▶ **Set problem**:
Write out all the data again, exactly as it stands.

==============================

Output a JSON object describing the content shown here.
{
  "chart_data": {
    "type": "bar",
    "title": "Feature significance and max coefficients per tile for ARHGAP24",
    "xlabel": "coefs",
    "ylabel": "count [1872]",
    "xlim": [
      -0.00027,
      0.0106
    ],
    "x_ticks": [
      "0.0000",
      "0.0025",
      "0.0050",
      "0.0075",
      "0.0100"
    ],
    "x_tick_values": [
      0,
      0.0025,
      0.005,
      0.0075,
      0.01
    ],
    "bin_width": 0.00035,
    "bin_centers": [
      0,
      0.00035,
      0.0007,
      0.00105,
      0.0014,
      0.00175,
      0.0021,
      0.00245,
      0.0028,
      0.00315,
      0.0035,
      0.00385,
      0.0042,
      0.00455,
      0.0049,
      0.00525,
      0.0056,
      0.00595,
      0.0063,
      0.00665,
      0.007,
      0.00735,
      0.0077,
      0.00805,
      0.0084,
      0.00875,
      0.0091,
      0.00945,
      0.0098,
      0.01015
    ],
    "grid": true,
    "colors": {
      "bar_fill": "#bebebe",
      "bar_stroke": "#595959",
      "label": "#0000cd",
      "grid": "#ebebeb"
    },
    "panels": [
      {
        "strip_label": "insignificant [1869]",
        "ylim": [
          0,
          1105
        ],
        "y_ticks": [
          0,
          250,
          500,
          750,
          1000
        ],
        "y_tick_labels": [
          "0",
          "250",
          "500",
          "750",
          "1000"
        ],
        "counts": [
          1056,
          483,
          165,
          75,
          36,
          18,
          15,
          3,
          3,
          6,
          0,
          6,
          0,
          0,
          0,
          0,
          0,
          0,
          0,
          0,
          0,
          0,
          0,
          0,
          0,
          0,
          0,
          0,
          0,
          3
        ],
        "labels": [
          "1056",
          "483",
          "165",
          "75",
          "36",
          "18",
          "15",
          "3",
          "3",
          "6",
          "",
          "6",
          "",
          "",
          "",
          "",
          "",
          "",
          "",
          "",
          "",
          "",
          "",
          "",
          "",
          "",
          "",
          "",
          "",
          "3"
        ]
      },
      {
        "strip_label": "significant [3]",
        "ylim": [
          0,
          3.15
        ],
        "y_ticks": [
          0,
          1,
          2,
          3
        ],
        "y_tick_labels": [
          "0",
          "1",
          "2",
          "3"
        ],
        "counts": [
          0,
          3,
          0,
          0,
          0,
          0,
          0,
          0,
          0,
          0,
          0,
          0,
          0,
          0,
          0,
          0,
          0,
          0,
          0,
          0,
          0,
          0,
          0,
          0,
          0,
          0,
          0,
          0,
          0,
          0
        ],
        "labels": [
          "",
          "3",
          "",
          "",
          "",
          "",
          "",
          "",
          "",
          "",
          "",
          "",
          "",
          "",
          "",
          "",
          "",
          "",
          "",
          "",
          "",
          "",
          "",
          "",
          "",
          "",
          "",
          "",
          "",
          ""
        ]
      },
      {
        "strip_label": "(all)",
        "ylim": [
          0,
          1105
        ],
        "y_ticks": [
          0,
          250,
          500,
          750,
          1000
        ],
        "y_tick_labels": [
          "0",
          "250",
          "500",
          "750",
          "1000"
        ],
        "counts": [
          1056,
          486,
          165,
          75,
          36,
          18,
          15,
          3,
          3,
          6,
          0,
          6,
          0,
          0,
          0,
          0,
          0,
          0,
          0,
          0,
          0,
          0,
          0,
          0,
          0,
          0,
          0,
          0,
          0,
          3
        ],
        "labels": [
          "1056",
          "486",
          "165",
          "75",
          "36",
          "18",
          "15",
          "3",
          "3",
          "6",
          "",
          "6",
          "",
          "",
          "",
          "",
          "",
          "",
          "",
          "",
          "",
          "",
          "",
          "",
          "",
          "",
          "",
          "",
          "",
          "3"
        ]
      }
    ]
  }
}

==============================

▶ **Exercise output**:
Output a JSON object describing the content shown here.
{
  "chart_data": {
    "type": "bar",
    "title": "Feature significance and max coefficients per tile for ARHGAP24",
    "xlabel": "coefs",
    "ylabel": "count [1872]",
    "xlim": [
      -0.00027,
      0.0106
    ],
    "x_ticks": [
      "0.0000",
      "0.0025",
      "0.0050",
      "0.0075",
      "0.0100"
    ],
    "x_tick_values": [
      0,
      0.0025,
      0.005,
      0.0075,
      0.01
    ],
    "bin_width": 0.00035,
    "bin_centers": [
      0,
      0.00035,
      0.0007,
      0.00105,
      0.0014,
      0.00175,
      0.0021,
      0.00245,
      0.0028,
      0.00315,
      0.0035,
      0.00385,
      0.0042,
      0.00455,
      0.0049,
      0.00525,
      0.0056,
      0.00595,
      0.0063,
      0.00665,
      0.007,
      0.00735,
      0.0077,
      0.00805,
      0.0084,
      0.00875,
      0.0091,
      0.00945,
      0.0098,
      0.01015
    ],
    "grid": true,
    "colors": {
      "bar_fill": "#bebebe",
      "bar_stroke": "#595959",
      "label": "#0000cd",
      "grid": "#ebebeb"
    },
    "panels": [
      {
        "strip_label": "insignificant [1869]",
        "ylim": [
          0,
          1105
        ],
        "y_ticks": [
          0,
          250,
          500,
          750,
          1000
        ],
        "y_tick_labels": [
          "0",
          "250",
          "500",
          "750",
          "1000"
        ],
        "counts": [
          1056,
          483,
          165,
          75,
          36,
          18,
          15,
          3,
          3,
          6,
          0,
          6,
          0,
          0,
          0,
          0,
          0,
          0,
          0,
          0,
          0,
          0,
          0,
          0,
          0,
          0,
          0,
          0,
          0,
          3
        ],
        "labels": [
          "1056",
          "483",
          "165",
          "75",
          "36",
          "18",
          "15",
          "3",
          "3",
          "6",
          "",
          "6",
          "",
          "",
          "",
          "",
          "",
          "",
          "",
          "",
          "",
          "",
          "",
          "",
          "",
          "",
          "",
          "",
          "",
          "3"
        ]
      },
      {
        "strip_label": "significant [3]",
        "ylim": [
          0,
          3.15
        ],
        "y_ticks": [
          0,
          1,
          2,
          3
        ],
        "y_tick_labels": [
          "0",
          "1",
          "2",
          "3"
        ],
        "counts": [
          0,
          3,
          0,
          0,
          0,
          0,
          0,
          0,
          0,
          0,
          0,
          0,
          0,
          0,
          0,
          0,
          0,
          0,
          0,
          0,
          0,
          0,
          0,
          0,
          0,
          0,
          0,
          0,
          0,
          0
        ],
        "labels": [
          "",
          "3",
          "",
          "",
          "",
          "",
          "",
          "",
          "",
          "",
          "",
          "",
          "",
          "",
          "",
          "",
          "",
          "",
          "",
          "",
          "",
          "",
          "",
          "",
          "",
          "",
          "",
          "",
          "",
          ""
        ]
      },
      {
        "strip_label": "(all)",
        "ylim": [
          0,
          1105
        ],
        "y_ticks": [
          0,
          250,
          500,
          750,
          1000
        ],
        "y_tick_labels": [
          "0",
          "250",
          "500",
          "750",
          "1000"
        ],
        "counts": [
          1056,
          486,
          165,
          75,
          36,
          18,
          15,
          3,
          3,
          6,
          0,
          6,
          0,
          0,
          0,
          0,
          0,
          0,
          0,
          0,
          0,
          0,
          0,
          0,
          0,
          0,
          0,
          0,
          0,
          3
        ],
        "labels": [
          "1056",
          "486",
          "165",
          "75",
          "36",
          "18",
          "15",
          "3",
          "3",
          "6",
          "",
          "6",
          "",
          "",
          "",
          "",
          "",
          "",
          "",
          "",
          "",
          "",
          "",
          "",
          "",
          "",
          "",
          "",
          "",
          "3"
        ]
      }
    ]
  }
}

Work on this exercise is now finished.